GIVEN PROBLEM: Copy each line of the entries that contains the word "银河期货研究中心".

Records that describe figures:
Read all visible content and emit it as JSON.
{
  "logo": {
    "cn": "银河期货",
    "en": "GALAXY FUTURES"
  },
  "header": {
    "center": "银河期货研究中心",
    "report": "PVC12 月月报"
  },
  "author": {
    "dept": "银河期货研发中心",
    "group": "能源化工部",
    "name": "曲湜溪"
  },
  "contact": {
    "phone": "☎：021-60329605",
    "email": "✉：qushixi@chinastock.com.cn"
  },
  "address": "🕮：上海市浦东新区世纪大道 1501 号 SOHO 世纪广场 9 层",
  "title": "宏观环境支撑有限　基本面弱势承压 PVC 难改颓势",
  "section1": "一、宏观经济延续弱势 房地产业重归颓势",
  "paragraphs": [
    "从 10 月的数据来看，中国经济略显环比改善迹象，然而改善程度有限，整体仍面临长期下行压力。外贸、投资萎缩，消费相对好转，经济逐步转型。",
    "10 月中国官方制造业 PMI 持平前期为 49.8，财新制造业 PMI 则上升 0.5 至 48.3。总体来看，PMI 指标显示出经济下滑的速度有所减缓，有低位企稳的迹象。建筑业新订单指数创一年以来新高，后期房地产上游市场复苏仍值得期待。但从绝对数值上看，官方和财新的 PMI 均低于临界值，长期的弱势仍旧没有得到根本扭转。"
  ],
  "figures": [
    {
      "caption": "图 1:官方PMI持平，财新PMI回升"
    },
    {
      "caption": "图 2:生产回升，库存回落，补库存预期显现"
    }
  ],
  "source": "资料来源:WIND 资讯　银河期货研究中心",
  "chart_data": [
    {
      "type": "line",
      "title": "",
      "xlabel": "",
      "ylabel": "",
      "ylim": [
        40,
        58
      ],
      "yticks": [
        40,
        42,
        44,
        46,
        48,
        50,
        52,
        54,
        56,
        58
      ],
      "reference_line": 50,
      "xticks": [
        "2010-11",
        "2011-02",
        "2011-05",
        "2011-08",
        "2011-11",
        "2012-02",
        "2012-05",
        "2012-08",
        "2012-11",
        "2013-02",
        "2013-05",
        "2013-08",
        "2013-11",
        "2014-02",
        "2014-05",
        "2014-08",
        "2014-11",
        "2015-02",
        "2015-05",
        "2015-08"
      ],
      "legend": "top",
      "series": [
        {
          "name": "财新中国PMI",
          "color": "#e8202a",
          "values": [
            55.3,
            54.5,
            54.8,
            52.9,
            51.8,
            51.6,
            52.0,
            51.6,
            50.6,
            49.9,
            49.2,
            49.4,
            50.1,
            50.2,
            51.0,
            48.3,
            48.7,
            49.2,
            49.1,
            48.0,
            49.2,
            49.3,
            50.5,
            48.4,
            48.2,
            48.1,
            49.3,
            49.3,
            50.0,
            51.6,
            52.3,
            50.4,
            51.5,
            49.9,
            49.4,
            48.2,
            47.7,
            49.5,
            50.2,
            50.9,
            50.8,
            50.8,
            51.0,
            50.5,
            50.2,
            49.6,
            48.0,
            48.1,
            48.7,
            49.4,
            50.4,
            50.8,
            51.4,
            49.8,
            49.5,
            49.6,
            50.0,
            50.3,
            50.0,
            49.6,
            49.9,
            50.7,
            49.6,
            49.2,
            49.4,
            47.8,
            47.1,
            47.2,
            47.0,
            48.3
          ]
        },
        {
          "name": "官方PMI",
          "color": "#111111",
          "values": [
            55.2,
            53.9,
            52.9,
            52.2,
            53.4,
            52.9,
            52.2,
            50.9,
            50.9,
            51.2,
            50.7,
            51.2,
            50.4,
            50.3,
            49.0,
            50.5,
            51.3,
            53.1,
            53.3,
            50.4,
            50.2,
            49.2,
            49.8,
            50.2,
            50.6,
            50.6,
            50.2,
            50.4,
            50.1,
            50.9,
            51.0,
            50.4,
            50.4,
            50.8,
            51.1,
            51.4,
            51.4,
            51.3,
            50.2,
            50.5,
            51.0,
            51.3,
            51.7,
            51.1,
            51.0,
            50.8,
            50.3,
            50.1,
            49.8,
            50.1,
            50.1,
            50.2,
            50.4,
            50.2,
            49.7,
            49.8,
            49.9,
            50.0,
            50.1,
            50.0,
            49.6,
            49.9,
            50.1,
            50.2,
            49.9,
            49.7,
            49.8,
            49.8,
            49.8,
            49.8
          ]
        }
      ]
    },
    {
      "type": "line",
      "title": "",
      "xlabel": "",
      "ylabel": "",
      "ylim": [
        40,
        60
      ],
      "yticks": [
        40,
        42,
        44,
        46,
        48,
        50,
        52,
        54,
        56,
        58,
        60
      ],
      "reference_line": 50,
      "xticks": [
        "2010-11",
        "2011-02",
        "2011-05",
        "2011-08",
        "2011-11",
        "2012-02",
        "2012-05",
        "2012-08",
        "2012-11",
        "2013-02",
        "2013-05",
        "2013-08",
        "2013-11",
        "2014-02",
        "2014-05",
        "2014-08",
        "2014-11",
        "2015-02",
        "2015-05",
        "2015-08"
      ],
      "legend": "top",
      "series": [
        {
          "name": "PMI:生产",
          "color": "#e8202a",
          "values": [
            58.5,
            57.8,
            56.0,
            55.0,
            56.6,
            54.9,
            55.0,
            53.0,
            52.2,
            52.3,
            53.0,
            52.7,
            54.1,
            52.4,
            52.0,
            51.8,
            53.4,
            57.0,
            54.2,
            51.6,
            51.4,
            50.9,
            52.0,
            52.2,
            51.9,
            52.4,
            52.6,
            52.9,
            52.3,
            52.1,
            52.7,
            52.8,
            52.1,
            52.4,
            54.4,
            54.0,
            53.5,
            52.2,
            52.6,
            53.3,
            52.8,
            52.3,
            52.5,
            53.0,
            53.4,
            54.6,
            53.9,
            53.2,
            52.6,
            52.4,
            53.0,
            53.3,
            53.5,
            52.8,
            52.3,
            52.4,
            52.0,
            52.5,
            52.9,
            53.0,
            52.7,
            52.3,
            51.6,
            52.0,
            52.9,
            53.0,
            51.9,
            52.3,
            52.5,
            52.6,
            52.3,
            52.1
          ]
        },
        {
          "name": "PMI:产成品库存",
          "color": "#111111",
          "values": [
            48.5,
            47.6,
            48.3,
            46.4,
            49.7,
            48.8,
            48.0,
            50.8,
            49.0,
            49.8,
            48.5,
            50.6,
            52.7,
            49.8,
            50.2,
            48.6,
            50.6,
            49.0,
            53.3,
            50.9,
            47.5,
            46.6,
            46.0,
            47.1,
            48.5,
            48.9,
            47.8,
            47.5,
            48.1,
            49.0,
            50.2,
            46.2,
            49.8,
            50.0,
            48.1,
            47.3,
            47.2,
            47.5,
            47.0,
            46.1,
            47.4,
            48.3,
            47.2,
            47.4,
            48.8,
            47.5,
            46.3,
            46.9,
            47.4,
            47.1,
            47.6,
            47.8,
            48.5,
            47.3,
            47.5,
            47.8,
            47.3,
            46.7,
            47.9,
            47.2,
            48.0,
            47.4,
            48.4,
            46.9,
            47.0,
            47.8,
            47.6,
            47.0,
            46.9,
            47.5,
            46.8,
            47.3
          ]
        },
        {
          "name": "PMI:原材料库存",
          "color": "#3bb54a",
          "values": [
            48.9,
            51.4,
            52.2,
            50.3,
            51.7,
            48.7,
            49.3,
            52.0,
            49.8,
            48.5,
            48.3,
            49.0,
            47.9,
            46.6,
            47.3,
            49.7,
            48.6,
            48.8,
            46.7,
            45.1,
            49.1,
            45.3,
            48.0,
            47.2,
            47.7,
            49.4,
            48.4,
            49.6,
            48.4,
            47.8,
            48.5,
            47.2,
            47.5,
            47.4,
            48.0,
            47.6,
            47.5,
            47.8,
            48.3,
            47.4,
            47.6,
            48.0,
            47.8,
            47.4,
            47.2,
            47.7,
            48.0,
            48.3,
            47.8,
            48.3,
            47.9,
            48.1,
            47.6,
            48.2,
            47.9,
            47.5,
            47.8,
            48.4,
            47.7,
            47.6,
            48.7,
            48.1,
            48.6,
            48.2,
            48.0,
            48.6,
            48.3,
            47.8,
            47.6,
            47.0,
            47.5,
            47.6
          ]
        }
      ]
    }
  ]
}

FINAL RESULT:
    "center": "银河期货研究中心",
  "source": "资料来源:WIND 资讯　银河期货研究中心",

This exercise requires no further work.